> _Prompt_
Reproduce every line of the material below, but drop the pictures.

## begin Dataset excerpts

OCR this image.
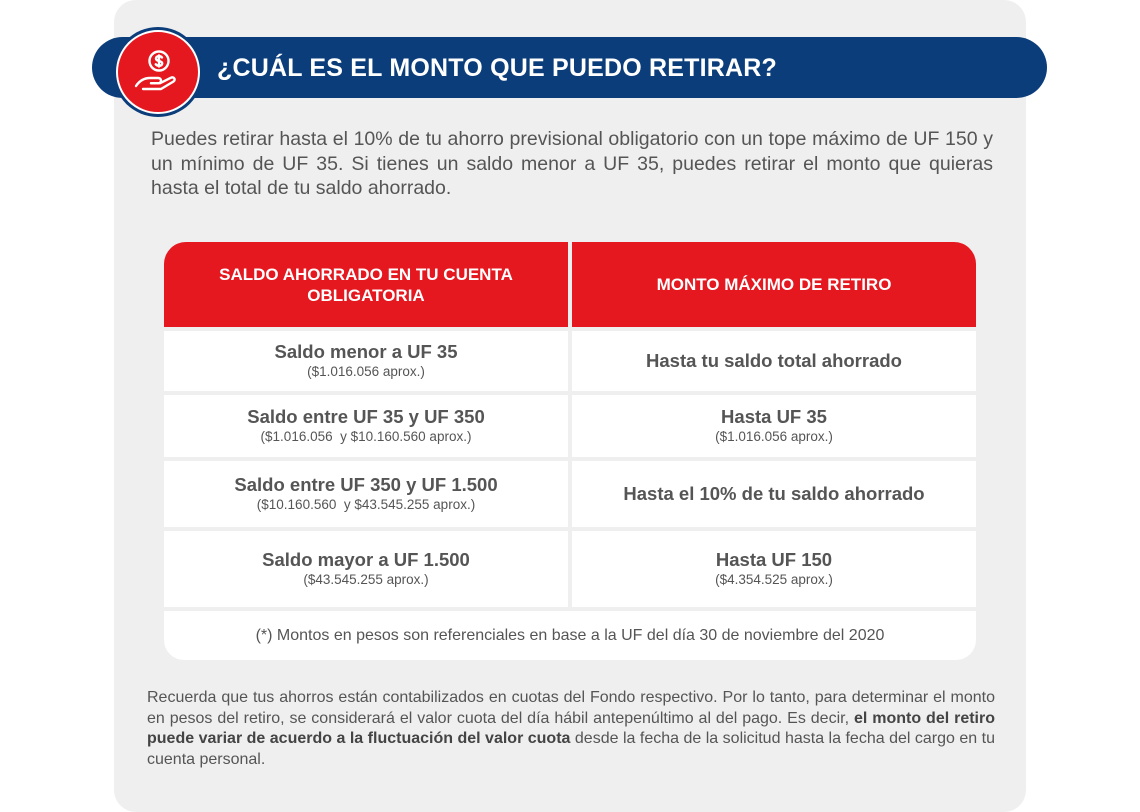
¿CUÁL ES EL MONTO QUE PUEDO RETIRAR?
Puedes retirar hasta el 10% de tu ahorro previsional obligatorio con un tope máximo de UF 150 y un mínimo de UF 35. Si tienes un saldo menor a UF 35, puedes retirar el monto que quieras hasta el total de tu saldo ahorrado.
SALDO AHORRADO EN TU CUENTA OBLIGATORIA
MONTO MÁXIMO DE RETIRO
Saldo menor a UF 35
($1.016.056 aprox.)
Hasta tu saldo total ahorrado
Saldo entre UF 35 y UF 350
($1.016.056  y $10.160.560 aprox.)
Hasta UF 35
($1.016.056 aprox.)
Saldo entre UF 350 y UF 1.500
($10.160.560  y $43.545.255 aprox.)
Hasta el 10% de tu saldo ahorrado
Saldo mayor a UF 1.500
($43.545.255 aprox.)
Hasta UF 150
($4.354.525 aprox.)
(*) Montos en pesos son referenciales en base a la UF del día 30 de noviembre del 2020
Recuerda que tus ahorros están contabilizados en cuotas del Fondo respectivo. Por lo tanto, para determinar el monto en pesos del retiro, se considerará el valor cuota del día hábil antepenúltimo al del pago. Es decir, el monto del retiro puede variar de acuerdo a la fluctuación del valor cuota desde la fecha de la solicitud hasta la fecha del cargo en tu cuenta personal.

## end Dataset excerpts

> _Task output_
OCR this image.
¿CUÁL ES EL MONTO QUE PUEDO RETIRAR?
Puedes retirar hasta el 10% de tu ahorro previsional obligatorio con un tope máximo de UF 150 y un mínimo de UF 35. Si tienes un saldo menor a UF 35, puedes retirar el monto que quieras hasta el total de tu saldo ahorrado.
SALDO AHORRADO EN TU CUENTA OBLIGATORIA
MONTO MÁXIMO DE RETIRO
Saldo menor a UF 35
($1.016.056 aprox.)
Hasta tu saldo total ahorrado
Saldo entre UF 35 y UF 350
($1.016.056  y $10.160.560 aprox.)
Hasta UF 35
($1.016.056 aprox.)
Saldo entre UF 350 y UF 1.500
($10.160.560  y $43.545.255 aprox.)
Hasta el 10% de tu saldo ahorrado
Saldo mayor a UF 1.500
($43.545.255 aprox.)
Hasta UF 150
($4.354.525 aprox.)
(*) Montos en pesos son referenciales en base a la UF del día 30 de noviembre del 2020
Recuerda que tus ahorros están contabilizados en cuotas del Fondo respectivo. Por lo tanto, para determinar el monto en pesos del retiro, se considerará el valor cuota del día hábil antepenúltimo al del pago. Es decir, el monto del retiro puede variar de acuerdo a la fluctuación del valor cuota desde la fecha de la solicitud hasta la fecha del cargo en tu cuenta personal.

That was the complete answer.